Extracted data entries
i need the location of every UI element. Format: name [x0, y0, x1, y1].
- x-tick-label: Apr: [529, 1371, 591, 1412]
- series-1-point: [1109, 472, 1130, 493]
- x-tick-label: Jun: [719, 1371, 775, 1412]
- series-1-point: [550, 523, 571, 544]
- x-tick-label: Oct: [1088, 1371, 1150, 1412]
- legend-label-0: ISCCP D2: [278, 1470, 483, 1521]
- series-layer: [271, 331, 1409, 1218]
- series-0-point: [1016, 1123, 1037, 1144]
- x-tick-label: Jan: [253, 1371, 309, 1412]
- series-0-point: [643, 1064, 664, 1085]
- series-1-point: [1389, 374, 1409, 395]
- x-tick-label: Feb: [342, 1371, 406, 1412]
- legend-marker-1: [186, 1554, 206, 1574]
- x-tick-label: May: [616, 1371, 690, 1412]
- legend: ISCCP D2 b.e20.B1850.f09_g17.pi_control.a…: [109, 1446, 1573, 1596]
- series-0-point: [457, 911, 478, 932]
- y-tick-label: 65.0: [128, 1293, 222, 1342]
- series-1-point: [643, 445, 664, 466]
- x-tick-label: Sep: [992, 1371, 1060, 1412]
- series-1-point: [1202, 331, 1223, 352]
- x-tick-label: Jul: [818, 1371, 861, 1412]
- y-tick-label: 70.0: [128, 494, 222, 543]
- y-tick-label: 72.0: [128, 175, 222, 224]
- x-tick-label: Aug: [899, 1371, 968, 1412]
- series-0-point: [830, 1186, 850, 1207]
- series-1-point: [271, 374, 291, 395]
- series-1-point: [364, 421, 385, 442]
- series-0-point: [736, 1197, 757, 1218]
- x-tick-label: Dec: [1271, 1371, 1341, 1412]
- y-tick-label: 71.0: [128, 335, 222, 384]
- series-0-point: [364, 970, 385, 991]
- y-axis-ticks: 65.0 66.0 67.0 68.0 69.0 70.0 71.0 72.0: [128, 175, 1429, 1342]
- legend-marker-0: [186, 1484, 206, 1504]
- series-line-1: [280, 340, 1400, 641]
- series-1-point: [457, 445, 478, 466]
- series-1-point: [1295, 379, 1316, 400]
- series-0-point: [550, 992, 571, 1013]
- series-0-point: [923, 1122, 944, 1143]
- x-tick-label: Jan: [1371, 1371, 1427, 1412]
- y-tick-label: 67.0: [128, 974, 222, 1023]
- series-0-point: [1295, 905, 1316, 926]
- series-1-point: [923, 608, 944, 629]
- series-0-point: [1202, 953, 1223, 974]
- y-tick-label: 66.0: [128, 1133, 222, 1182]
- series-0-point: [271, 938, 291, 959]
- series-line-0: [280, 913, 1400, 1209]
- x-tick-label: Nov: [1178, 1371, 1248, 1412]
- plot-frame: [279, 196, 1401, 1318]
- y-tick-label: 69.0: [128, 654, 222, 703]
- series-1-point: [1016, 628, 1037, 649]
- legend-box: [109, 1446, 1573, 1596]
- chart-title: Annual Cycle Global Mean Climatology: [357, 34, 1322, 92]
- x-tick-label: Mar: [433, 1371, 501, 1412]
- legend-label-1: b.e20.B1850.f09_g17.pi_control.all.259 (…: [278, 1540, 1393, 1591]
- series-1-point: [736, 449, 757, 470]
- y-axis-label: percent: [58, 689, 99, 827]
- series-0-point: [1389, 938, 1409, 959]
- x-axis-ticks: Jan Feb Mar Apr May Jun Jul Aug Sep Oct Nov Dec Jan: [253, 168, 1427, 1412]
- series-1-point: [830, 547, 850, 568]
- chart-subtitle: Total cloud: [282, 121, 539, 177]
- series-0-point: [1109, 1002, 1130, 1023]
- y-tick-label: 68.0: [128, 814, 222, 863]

What to work on.
Rewrite every line of the extracted data entries above as a numbered list, leaving out any blank lines.

Expected output.
1. i need the location of every UI element. Format: name [x0, y0, x1, y1].
2. - x-tick-label: Apr: [529, 1371, 591, 1412]
3. - series-1-point: [1109, 472, 1130, 493]
4. - x-tick-label: Jun: [719, 1371, 775, 1412]
5. - series-1-point: [550, 523, 571, 544]
6. - x-tick-label: Oct: [1088, 1371, 1150, 1412]
7. - legend-label-0: ISCCP D2: [278, 1470, 483, 1521]
8. - series-layer: [271, 331, 1409, 1218]
9. - series-0-point: [1016, 1123, 1037, 1144]
10. - x-tick-label: Jan: [253, 1371, 309, 1412]
11. - series-0-point: [643, 1064, 664, 1085]
12. - series-1-point: [1389, 374, 1409, 395]
13. - x-tick-label: Feb: [342, 1371, 406, 1412]
14. - legend-marker-1: [186, 1554, 206, 1574]
15. - x-tick-label: May: [616, 1371, 690, 1412]
16. - legend: ISCCP D2 b.e20.B1850.f09_g17.pi_control.a…: [109, 1446, 1573, 1596]
17. - series-0-point: [457, 911, 478, 932]
18. - y-tick-label: 65.0: [128, 1293, 222, 1342]
19. - series-1-point: [643, 445, 664, 466]
20. - x-tick-label: Sep: [992, 1371, 1060, 1412]
21. - series-1-point: [1202, 331, 1223, 352]
22. - x-tick-label: Jul: [818, 1371, 861, 1412]
23. - y-tick-label: 70.0: [128, 494, 222, 543]
24. - y-tick-label: 72.0: [128, 175, 222, 224]
25. - x-tick-label: Aug: [899, 1371, 968, 1412]
26. - series-0-point: [830, 1186, 850, 1207]
27. - series-1-point: [271, 374, 291, 395]
28. - series-1-point: [364, 421, 385, 442]
29. - series-0-point: [736, 1197, 757, 1218]
30. - x-tick-label: Dec: [1271, 1371, 1341, 1412]
31. - y-tick-label: 71.0: [128, 335, 222, 384]
32. - series-0-point: [364, 970, 385, 991]
33. - y-axis-ticks: 65.0 66.0 67.0 68.0 69.0 70.0 71.0 72.0: [128, 175, 1429, 1342]
34. - legend-marker-0: [186, 1484, 206, 1504]
35. - series-line-1: [280, 340, 1400, 641]
36. - series-1-point: [457, 445, 478, 466]
37. - series-1-point: [1295, 379, 1316, 400]
38. - series-0-point: [550, 992, 571, 1013]
39. - series-0-point: [923, 1122, 944, 1143]
40. - x-tick-label: Jan: [1371, 1371, 1427, 1412]
41. - y-tick-label: 67.0: [128, 974, 222, 1023]
42. - series-0-point: [1295, 905, 1316, 926]
43. - series-1-point: [923, 608, 944, 629]
44. - series-0-point: [1202, 953, 1223, 974]
45. - y-tick-label: 66.0: [128, 1133, 222, 1182]
46. - series-0-point: [271, 938, 291, 959]
47. - series-line-0: [280, 913, 1400, 1209]
48. - x-tick-label: Nov: [1178, 1371, 1248, 1412]
49. - plot-frame: [279, 196, 1401, 1318]
50. - y-tick-label: 69.0: [128, 654, 222, 703]
51. - series-1-point: [1016, 628, 1037, 649]
52. - legend-box: [109, 1446, 1573, 1596]
53. - chart-title: Annual Cycle Global Mean Climatology: [357, 34, 1322, 92]
54. - x-tick-label: Mar: [433, 1371, 501, 1412]
55. - legend-label-1: b.e20.B1850.f09_g17.pi_control.all.259 (…: [278, 1540, 1393, 1591]
56. - series-1-point: [736, 449, 757, 470]
57. - y-axis-label: percent: [58, 689, 99, 827]
58. - series-0-point: [1389, 938, 1409, 959]
59. - x-axis-ticks: Jan Feb Mar Apr May Jun Jul Aug Sep Oct Nov Dec Jan: [253, 168, 1427, 1412]
60. - series-1-point: [830, 547, 850, 568]
61. - chart-subtitle: Total cloud: [282, 121, 539, 177]
62. - series-0-point: [1109, 1002, 1130, 1023]
63. - y-tick-label: 68.0: [128, 814, 222, 863]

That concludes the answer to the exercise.